■ Set problem: Report how many lines contain "that". The answer is a single number.

■ Records for the task:

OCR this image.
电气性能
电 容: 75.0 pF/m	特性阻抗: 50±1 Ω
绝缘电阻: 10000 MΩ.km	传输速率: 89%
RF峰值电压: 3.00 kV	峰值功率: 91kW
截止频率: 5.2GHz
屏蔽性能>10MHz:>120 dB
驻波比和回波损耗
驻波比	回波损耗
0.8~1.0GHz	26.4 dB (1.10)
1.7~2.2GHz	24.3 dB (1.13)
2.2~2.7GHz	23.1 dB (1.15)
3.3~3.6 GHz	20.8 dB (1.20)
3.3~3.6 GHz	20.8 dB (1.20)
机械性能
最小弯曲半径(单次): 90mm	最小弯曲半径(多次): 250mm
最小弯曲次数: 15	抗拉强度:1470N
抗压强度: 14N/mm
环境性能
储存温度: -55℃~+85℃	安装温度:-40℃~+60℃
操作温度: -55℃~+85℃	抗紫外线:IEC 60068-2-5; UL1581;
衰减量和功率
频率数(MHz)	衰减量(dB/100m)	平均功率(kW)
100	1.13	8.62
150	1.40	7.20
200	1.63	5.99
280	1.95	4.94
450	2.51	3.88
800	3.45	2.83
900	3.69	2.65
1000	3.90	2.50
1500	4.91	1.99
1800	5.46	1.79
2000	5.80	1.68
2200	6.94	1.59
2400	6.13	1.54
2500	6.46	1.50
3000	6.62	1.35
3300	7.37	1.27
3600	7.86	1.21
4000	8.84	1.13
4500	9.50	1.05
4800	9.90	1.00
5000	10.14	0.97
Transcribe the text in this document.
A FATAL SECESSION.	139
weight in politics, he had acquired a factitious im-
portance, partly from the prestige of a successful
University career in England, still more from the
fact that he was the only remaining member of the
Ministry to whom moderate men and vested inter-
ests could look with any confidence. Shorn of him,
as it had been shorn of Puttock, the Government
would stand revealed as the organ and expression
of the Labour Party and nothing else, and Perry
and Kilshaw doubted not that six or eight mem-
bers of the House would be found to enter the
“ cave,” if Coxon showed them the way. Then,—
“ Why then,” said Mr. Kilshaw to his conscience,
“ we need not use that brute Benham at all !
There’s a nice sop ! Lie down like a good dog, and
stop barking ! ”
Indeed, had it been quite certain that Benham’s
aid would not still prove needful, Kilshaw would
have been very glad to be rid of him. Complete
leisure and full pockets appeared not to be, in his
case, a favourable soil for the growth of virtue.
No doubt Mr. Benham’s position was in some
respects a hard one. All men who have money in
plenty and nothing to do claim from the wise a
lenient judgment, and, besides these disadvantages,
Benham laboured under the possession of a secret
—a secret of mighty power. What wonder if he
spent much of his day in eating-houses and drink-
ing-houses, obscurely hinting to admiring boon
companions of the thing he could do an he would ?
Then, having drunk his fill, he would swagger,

■ Output for this task: 4